Requirement. Return all entries word for word, but drop any images.

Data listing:
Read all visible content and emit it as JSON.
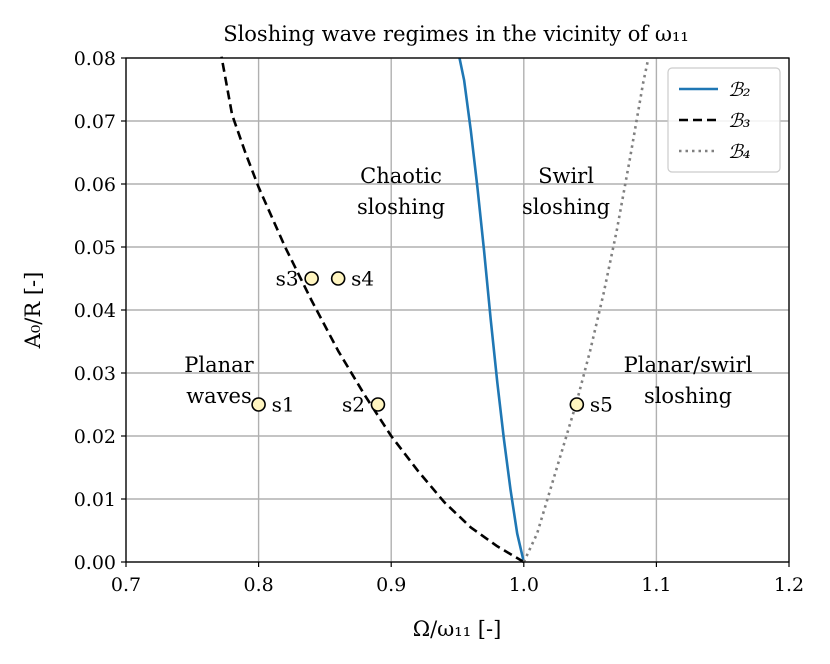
{
  "chart_data": {
    "type": "line",
    "title": "Sloshing wave regimes in the vicinity of ω₁₁",
    "xlabel": "Ω/ω₁₁ [-]",
    "ylabel": "A₀/R [-]",
    "xlim": [
      0.7,
      1.2
    ],
    "ylim": [
      0.0,
      0.08
    ],
    "xticks": [
      0.7,
      0.8,
      0.9,
      1.0,
      1.1,
      1.2
    ],
    "xtick_labels": [
      "0.7",
      "0.8",
      "0.9",
      "1.0",
      "1.1",
      "1.2"
    ],
    "yticks": [
      0.0,
      0.01,
      0.02,
      0.03,
      0.04,
      0.05,
      0.06,
      0.07,
      0.08
    ],
    "ytick_labels": [
      "0.00",
      "0.01",
      "0.02",
      "0.03",
      "0.04",
      "0.05",
      "0.06",
      "0.07",
      "0.08"
    ],
    "grid": true,
    "legend_position": "top-right",
    "series": [
      {
        "name": "B2",
        "legend_label": "ℬ₂",
        "style": "solid",
        "color": "#1f77b4",
        "x": [
          1.0,
          0.995,
          0.99,
          0.985,
          0.98,
          0.975,
          0.97,
          0.965,
          0.96,
          0.955,
          0.9515
        ],
        "y": [
          0.0,
          0.0045,
          0.0115,
          0.0195,
          0.0285,
          0.0385,
          0.0495,
          0.0595,
          0.0685,
          0.0765,
          0.08
        ]
      },
      {
        "name": "B3",
        "legend_label": "ℬ₃",
        "style": "dashed",
        "color": "#000000",
        "x": [
          1.0,
          0.98,
          0.96,
          0.94,
          0.92,
          0.9,
          0.88,
          0.86,
          0.84,
          0.82,
          0.8,
          0.79,
          0.78,
          0.772
        ],
        "y": [
          0.0,
          0.0025,
          0.0055,
          0.0095,
          0.0145,
          0.02,
          0.0265,
          0.0335,
          0.0415,
          0.05,
          0.0595,
          0.065,
          0.071,
          0.0802
        ]
      },
      {
        "name": "B4",
        "legend_label": "ℬ₄",
        "style": "dotted",
        "color": "#808080",
        "x": [
          1.0,
          1.01,
          1.02,
          1.03,
          1.04,
          1.05,
          1.06,
          1.07,
          1.08,
          1.09,
          1.094
        ],
        "y": [
          0.0,
          0.0045,
          0.0115,
          0.0185,
          0.0255,
          0.0335,
          0.0425,
          0.0525,
          0.064,
          0.076,
          0.08
        ]
      }
    ],
    "points": [
      {
        "label": "s1",
        "x": 0.8,
        "y": 0.025
      },
      {
        "label": "s2",
        "x": 0.89,
        "y": 0.025
      },
      {
        "label": "s3",
        "x": 0.84,
        "y": 0.045
      },
      {
        "label": "s4",
        "x": 0.86,
        "y": 0.045
      },
      {
        "label": "s5",
        "x": 1.04,
        "y": 0.025
      }
    ],
    "point_fill": "#fff5c0",
    "regions": [
      {
        "lines": [
          "Planar",
          "waves"
        ]
      },
      {
        "lines": [
          "Chaotic",
          "sloshing"
        ]
      },
      {
        "lines": [
          "Swirl",
          "sloshing"
        ]
      },
      {
        "lines": [
          "Planar/swirl",
          "sloshing"
        ]
      }
    ]
  }
}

Finished task.
Read all visible content and emit it as JSON.
{
  "chart_data": {
    "type": "line",
    "title": "Sloshing wave regimes in the vicinity of ω₁₁",
    "xlabel": "Ω/ω₁₁ [-]",
    "ylabel": "A₀/R [-]",
    "xlim": [
      0.7,
      1.2
    ],
    "ylim": [
      0.0,
      0.08
    ],
    "xticks": [
      0.7,
      0.8,
      0.9,
      1.0,
      1.1,
      1.2
    ],
    "xtick_labels": [
      "0.7",
      "0.8",
      "0.9",
      "1.0",
      "1.1",
      "1.2"
    ],
    "yticks": [
      0.0,
      0.01,
      0.02,
      0.03,
      0.04,
      0.05,
      0.06,
      0.07,
      0.08
    ],
    "ytick_labels": [
      "0.00",
      "0.01",
      "0.02",
      "0.03",
      "0.04",
      "0.05",
      "0.06",
      "0.07",
      "0.08"
    ],
    "grid": true,
    "legend_position": "top-right",
    "series": [
      {
        "name": "B2",
        "legend_label": "ℬ₂",
        "style": "solid",
        "color": "#1f77b4",
        "x": [
          1.0,
          0.995,
          0.99,
          0.985,
          0.98,
          0.975,
          0.97,
          0.965,
          0.96,
          0.955,
          0.9515
        ],
        "y": [
          0.0,
          0.0045,
          0.0115,
          0.0195,
          0.0285,
          0.0385,
          0.0495,
          0.0595,
          0.0685,
          0.0765,
          0.08
        ]
      },
      {
        "name": "B3",
        "legend_label": "ℬ₃",
        "style": "dashed",
        "color": "#000000",
        "x": [
          1.0,
          0.98,
          0.96,
          0.94,
          0.92,
          0.9,
          0.88,
          0.86,
          0.84,
          0.82,
          0.8,
          0.79,
          0.78,
          0.772
        ],
        "y": [
          0.0,
          0.0025,
          0.0055,
          0.0095,
          0.0145,
          0.02,
          0.0265,
          0.0335,
          0.0415,
          0.05,
          0.0595,
          0.065,
          0.071,
          0.0802
        ]
      },
      {
        "name": "B4",
        "legend_label": "ℬ₄",
        "style": "dotted",
        "color": "#808080",
        "x": [
          1.0,
          1.01,
          1.02,
          1.03,
          1.04,
          1.05,
          1.06,
          1.07,
          1.08,
          1.09,
          1.094
        ],
        "y": [
          0.0,
          0.0045,
          0.0115,
          0.0185,
          0.0255,
          0.0335,
          0.0425,
          0.0525,
          0.064,
          0.076,
          0.08
        ]
      }
    ],
    "points": [
      {
        "label": "s1",
        "x": 0.8,
        "y": 0.025
      },
      {
        "label": "s2",
        "x": 0.89,
        "y": 0.025
      },
      {
        "label": "s3",
        "x": 0.84,
        "y": 0.045
      },
      {
        "label": "s4",
        "x": 0.86,
        "y": 0.045
      },
      {
        "label": "s5",
        "x": 1.04,
        "y": 0.025
      }
    ],
    "point_fill": "#fff5c0",
    "regions": [
      {
        "lines": [
          "Planar",
          "waves"
        ]
      },
      {
        "lines": [
          "Chaotic",
          "sloshing"
        ]
      },
      {
        "lines": [
          "Swirl",
          "sloshing"
        ]
      },
      {
        "lines": [
          "Planar/swirl",
          "sloshing"
        ]
      }
    ]
  }
}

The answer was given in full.